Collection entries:
────────────────────
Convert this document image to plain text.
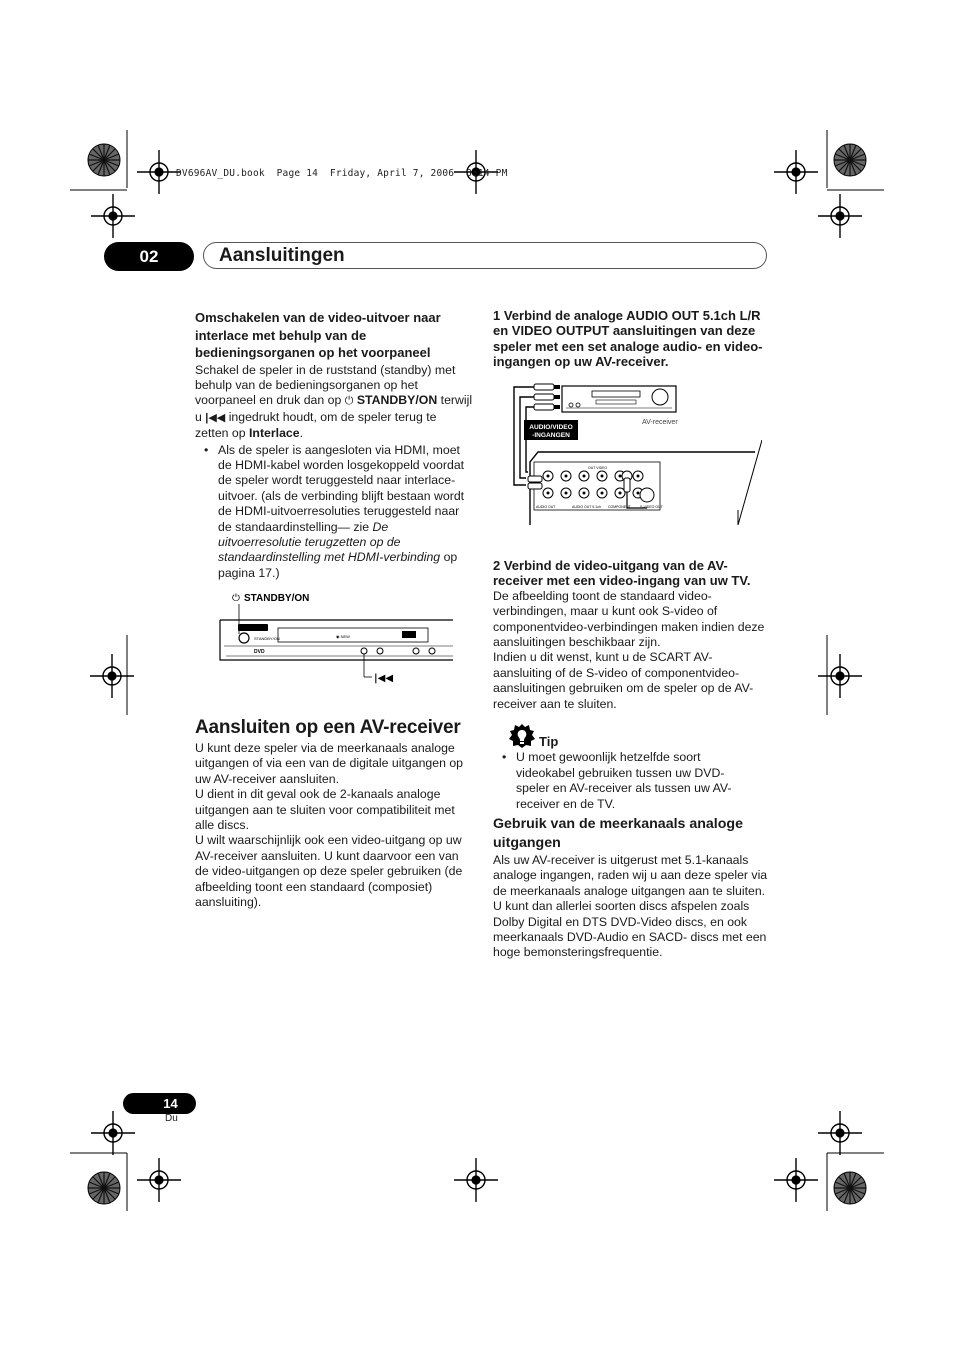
DV696AV_DU.book  Page 14  Friday, April 7, 2006  8:14 PM
02	Aansluitingen

Omschakelen van de video-uitvoer naar interlace met behulp van de bedieningsorganen op het voorpaneel

Schakel de speler in de ruststand (standby) met behulp van de bedieningsorganen op het voorpaneel en druk dan op ⏻ STANDBY/ON terwijl u |◀◀ ingedrukt houdt, om de speler terug te zetten op Interlace.

• Als de speler is aangesloten via HDMI, moet de HDMI-kabel worden losgekoppeld voordat de speler wordt teruggesteld naar interlace-uitvoer. (als de verbinding blijft bestaan wordt de HDMI-uitvoerresoluties teruggesteld naar de standaardinstelling— zie De uitvoerresolutie terugzetten op de standaardinstelling met HDMI-verbinding op pagina 17.)

⏻ STANDBY/ON
STANDBY/ON	◉ NEW
DVD
|◀◀

Aansluiten op een AV-receiver

U kunt deze speler via de meerkanaals analoge uitgangen of via een van de digitale uitgangen op uw AV-receiver aansluiten.

U dient in dit geval ook de 2-kanaals analoge uitgangen aan te sluiten voor compatibiliteit met alle discs.

U wilt waarschijnlijk ook een video-uitgang op uw AV-receiver aansluiten. U kunt daarvoor een van de video-uitgangen op deze speler gebruiken (de afbeelding toont een standaard (composiet) aansluiting).

1 Verbind de analoge AUDIO OUT 5.1ch L/R en VIDEO OUTPUT aansluitingen van deze speler met een set analoge audio- en video-ingangen op uw AV-receiver.

AUDIO/VIDEO
-INGANGEN
AV-receiver
AUDIO OUT	AUDIO OUT 5.1ch COMPONENT	S-VIDEO OUT
OUT VIDEO

2 Verbind de video-uitgang van de AV-receiver met een video-ingang van uw TV.

De afbeelding toont de standaard video-verbindingen, maar u kunt ook S-video of componentvideo-verbindingen maken indien deze aansluitingen beschikbaar zijn.

Indien u dit wenst, kunt u de SCART AV-aansluiting of de S-video of componentvideo-aansluitingen gebruiken om de speler op de AV-receiver aan te sluiten.

Tip

• U moet gewoonlijk hetzelfde soort videokabel gebruiken tussen uw DVD-speler en AV-receiver als tussen uw AV-receiver en de TV.

Gebruik van de meerkanaals analoge uitgangen

Als uw AV-receiver is uitgerust met 5.1-kanaals analoge ingangen, raden wij u aan deze speler via de meerkanaals analoge uitgangen aan te sluiten. U kunt dan allerlei soorten discs afspelen zoals Dolby Digital en DTS DVD-Video discs, en ook meerkanaals DVD-Audio en SACD- discs met een hoge bemonsteringsfrequentie.

14
Du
────────────────────
**Aim of the exercise:** Repeat each record exactly, with the pictures left out.

**Solution below:**
Convert this document image to plain text.
DV696AV_DU.book  Page 14  Friday, April 7, 2006  8:14 PM
02	Aansluitingen

Omschakelen van de video-uitvoer naar interlace met behulp van de bedieningsorganen op het voorpaneel

Schakel de speler in de ruststand (standby) met behulp van de bedieningsorganen op het voorpaneel en druk dan op ⏻ STANDBY/ON terwijl u |◀◀ ingedrukt houdt, om de speler terug te zetten op Interlace.

• Als de speler is aangesloten via HDMI, moet de HDMI-kabel worden losgekoppeld voordat de speler wordt teruggesteld naar interlace-uitvoer. (als de verbinding blijft bestaan wordt de HDMI-uitvoerresoluties teruggesteld naar de standaardinstelling— zie De uitvoerresolutie terugzetten op de standaardinstelling met HDMI-verbinding op pagina 17.)

⏻ STANDBY/ON
STANDBY/ON	◉ NEW
DVD
|◀◀

Aansluiten op een AV-receiver

U kunt deze speler via de meerkanaals analoge uitgangen of via een van de digitale uitgangen op uw AV-receiver aansluiten.

U dient in dit geval ook de 2-kanaals analoge uitgangen aan te sluiten voor compatibiliteit met alle discs.

U wilt waarschijnlijk ook een video-uitgang op uw AV-receiver aansluiten. U kunt daarvoor een van de video-uitgangen op deze speler gebruiken (de afbeelding toont een standaard (composiet) aansluiting).

1 Verbind de analoge AUDIO OUT 5.1ch L/R en VIDEO OUTPUT aansluitingen van deze speler met een set analoge audio- en video-ingangen op uw AV-receiver.

AUDIO/VIDEO
-INGANGEN
AV-receiver
AUDIO OUT	AUDIO OUT 5.1ch COMPONENT	S-VIDEO OUT
OUT VIDEO

2 Verbind de video-uitgang van de AV-receiver met een video-ingang van uw TV.

De afbeelding toont de standaard video-verbindingen, maar u kunt ook S-video of componentvideo-verbindingen maken indien deze aansluitingen beschikbaar zijn.

Indien u dit wenst, kunt u de SCART AV-aansluiting of de S-video of componentvideo-aansluitingen gebruiken om de speler op de AV-receiver aan te sluiten.

Tip

• U moet gewoonlijk hetzelfde soort videokabel gebruiken tussen uw DVD-speler en AV-receiver als tussen uw AV-receiver en de TV.

Gebruik van de meerkanaals analoge uitgangen

Als uw AV-receiver is uitgerust met 5.1-kanaals analoge ingangen, raden wij u aan deze speler via de meerkanaals analoge uitgangen aan te sluiten. U kunt dan allerlei soorten discs afspelen zoals Dolby Digital en DTS DVD-Video discs, en ook meerkanaals DVD-Audio en SACD- discs met een hoge bemonsteringsfrequentie.

14
Du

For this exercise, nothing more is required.